:: SUPPLIED RECORDS ::

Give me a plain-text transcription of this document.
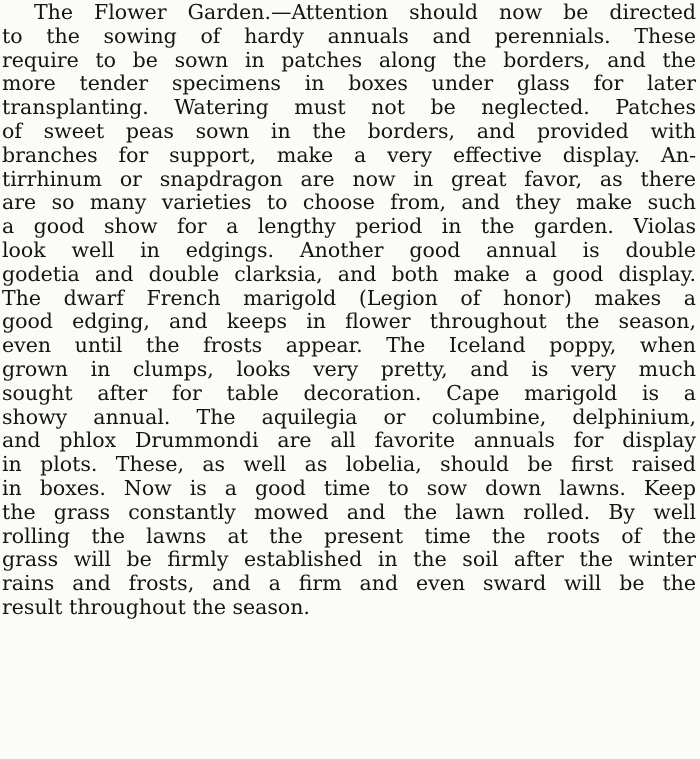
The Flower Garden.—Attention should now be directed
to the sowing of hardy annuals and perennials. These
require to be sown in patches along the borders, and the
more tender specimens in boxes under glass for later
transplanting. Watering must not be neglected. Patches
of sweet peas sown in the borders, and provided with
branches for support, make a very effective display. An-
tirrhinum or snapdragon are now in great favor, as there
are so many varieties to choose from, and they make such
a good show for a lengthy period in the garden. Violas
look well in edgings. Another good annual is double
godetia and double clarksia, and both make a good display.
The dwarf French marigold (Legion of honor) makes a
good edging, and keeps in flower throughout the season,
even until the frosts appear. The Iceland poppy, when
grown in clumps, looks very pretty, and is very much
sought after for table decoration. Cape marigold is a
showy annual. The aquilegia or columbine, delphinium,
and phlox Drummondi are all favorite annuals for display
in plots. These, as well as lobelia, should be first raised
in boxes. Now is a good time to sow down lawns. Keep
the grass constantly mowed and the lawn rolled. By well
rolling the lawns at the present time the roots of the
grass will be firmly established in the soil after the winter
rains and frosts, and a firm and even sward will be the
result throughout the season.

:::

_DIRECTIONS FOR THIS TASK_.
Every record must be copied exactly, with images dropped from the result.

_RESPONSE TO THE TASK_.
Give me a plain-text transcription of this document.
The Flower Garden.—Attention should now be directed
to the sowing of hardy annuals and perennials. These
require to be sown in patches along the borders, and the
more tender specimens in boxes under glass for later
transplanting. Watering must not be neglected. Patches
of sweet peas sown in the borders, and provided with
branches for support, make a very effective display. An-
tirrhinum or snapdragon are now in great favor, as there
are so many varieties to choose from, and they make such
a good show for a lengthy period in the garden. Violas
look well in edgings. Another good annual is double
godetia and double clarksia, and both make a good display.
The dwarf French marigold (Legion of honor) makes a
good edging, and keeps in flower throughout the season,
even until the frosts appear. The Iceland poppy, when
grown in clumps, looks very pretty, and is very much
sought after for table decoration. Cape marigold is a
showy annual. The aquilegia or columbine, delphinium,
and phlox Drummondi are all favorite annuals for display
in plots. These, as well as lobelia, should be first raised
in boxes. Now is a good time to sow down lawns. Keep
the grass constantly mowed and the lawn rolled. By well
rolling the lawns at the present time the roots of the
grass will be firmly established in the soil after the winter
rains and frosts, and a firm and even sward will be the
result throughout the season.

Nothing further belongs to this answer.